Count how many lines in the material below hold the word "this"; the reply is that number alone.

Supplied information -
— Begin —

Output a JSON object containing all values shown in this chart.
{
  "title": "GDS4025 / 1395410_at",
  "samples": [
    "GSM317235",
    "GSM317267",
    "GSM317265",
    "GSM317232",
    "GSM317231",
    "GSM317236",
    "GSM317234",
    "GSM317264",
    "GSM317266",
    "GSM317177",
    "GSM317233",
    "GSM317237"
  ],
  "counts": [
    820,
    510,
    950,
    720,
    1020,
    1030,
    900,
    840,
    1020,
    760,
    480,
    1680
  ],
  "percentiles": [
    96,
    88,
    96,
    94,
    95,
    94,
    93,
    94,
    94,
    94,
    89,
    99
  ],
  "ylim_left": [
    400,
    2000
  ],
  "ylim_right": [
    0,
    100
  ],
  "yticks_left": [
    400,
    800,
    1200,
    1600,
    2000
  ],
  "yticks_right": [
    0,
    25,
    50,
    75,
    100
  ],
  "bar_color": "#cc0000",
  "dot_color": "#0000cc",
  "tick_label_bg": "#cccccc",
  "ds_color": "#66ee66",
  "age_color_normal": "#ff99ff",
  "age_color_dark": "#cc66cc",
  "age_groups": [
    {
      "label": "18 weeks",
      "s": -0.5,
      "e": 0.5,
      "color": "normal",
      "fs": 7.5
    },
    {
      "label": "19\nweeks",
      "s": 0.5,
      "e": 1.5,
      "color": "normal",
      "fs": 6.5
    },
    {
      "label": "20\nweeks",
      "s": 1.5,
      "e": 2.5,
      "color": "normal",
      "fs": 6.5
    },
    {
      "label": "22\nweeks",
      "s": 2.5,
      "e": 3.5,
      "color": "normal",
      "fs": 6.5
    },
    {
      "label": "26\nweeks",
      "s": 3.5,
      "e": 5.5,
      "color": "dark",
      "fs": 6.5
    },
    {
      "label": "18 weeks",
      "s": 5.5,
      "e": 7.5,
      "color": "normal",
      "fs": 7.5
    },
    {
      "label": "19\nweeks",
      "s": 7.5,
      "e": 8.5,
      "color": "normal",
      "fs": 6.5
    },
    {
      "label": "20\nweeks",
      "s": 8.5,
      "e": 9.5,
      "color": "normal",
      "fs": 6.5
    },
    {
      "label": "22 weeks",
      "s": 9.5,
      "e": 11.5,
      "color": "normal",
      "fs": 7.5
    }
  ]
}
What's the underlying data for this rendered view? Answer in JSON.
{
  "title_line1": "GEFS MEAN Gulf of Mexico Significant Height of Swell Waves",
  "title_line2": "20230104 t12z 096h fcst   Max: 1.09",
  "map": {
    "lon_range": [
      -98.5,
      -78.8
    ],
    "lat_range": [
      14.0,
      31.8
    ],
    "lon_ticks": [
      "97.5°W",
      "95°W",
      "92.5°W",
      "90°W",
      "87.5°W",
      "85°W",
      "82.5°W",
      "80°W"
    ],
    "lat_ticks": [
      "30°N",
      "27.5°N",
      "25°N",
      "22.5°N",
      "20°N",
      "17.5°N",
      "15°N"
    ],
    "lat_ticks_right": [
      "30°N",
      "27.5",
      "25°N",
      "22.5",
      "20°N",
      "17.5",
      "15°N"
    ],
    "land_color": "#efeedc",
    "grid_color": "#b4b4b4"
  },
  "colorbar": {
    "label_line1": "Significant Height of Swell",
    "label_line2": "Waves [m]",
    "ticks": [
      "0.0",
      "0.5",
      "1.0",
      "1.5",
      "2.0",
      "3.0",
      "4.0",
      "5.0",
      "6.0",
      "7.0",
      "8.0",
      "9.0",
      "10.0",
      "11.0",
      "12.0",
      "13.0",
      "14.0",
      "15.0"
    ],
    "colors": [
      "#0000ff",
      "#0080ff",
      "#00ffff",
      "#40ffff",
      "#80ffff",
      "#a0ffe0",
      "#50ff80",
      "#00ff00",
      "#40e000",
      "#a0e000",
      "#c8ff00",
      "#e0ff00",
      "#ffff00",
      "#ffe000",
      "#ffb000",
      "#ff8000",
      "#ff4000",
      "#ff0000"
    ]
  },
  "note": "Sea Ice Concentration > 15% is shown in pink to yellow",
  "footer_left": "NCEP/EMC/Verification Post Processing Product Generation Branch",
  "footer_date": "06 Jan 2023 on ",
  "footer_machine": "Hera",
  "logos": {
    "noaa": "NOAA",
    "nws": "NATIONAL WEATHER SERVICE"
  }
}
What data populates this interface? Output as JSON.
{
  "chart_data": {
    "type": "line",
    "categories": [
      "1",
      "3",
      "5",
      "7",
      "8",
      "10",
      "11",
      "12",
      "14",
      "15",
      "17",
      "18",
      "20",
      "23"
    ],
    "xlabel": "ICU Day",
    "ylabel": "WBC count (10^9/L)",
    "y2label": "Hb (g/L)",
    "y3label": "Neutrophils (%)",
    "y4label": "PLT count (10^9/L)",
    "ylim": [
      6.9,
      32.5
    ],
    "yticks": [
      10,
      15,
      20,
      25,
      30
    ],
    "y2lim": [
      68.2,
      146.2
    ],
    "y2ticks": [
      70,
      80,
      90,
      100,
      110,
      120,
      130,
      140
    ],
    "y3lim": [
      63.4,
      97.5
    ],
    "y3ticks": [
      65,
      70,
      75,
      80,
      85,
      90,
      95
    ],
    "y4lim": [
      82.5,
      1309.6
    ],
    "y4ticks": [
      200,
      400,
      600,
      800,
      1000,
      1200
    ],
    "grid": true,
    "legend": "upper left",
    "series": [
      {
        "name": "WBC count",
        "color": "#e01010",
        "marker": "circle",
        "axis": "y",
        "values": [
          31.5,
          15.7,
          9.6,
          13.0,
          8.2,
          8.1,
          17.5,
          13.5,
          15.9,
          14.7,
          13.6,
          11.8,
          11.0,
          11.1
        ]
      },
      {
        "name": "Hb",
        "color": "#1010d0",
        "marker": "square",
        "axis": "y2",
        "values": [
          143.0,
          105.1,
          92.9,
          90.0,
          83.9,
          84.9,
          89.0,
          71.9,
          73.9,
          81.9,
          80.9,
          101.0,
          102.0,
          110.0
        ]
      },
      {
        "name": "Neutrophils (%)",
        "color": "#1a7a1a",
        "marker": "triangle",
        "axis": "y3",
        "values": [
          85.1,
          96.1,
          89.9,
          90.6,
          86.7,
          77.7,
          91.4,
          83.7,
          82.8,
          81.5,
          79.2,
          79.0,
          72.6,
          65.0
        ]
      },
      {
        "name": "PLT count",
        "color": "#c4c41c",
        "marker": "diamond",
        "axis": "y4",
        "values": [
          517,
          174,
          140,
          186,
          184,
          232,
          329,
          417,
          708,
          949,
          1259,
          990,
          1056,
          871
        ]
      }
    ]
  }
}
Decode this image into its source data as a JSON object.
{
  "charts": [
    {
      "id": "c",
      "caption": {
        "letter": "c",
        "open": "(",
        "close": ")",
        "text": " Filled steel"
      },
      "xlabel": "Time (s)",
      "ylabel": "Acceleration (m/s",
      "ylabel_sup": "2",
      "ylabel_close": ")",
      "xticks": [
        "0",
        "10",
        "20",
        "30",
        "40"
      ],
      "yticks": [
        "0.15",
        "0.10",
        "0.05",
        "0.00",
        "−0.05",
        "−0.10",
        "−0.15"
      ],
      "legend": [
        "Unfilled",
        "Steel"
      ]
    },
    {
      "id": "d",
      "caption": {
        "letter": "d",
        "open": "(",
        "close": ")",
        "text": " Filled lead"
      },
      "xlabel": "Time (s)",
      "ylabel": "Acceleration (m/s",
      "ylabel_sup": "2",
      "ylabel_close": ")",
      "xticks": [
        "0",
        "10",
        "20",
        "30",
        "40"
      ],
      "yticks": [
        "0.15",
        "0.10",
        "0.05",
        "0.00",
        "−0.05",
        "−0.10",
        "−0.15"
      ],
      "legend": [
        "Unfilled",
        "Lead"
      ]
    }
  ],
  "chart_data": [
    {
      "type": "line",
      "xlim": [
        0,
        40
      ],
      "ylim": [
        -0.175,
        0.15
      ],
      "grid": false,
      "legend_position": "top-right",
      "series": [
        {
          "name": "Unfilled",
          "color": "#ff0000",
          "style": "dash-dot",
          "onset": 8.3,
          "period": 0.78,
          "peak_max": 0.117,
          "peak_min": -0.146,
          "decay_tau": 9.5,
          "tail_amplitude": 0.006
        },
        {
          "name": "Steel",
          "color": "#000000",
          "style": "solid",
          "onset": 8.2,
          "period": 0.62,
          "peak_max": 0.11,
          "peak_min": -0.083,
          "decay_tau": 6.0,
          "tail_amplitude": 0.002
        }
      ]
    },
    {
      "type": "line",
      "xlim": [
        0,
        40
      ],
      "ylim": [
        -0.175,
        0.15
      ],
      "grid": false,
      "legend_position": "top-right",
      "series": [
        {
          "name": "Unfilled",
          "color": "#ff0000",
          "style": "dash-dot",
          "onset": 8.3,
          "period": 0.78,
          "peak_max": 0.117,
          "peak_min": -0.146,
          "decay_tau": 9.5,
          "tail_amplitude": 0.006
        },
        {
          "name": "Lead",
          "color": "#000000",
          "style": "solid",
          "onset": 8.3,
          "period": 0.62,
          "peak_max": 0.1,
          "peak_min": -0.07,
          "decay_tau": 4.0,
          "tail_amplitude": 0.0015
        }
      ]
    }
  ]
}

— End —

Exercise result - 4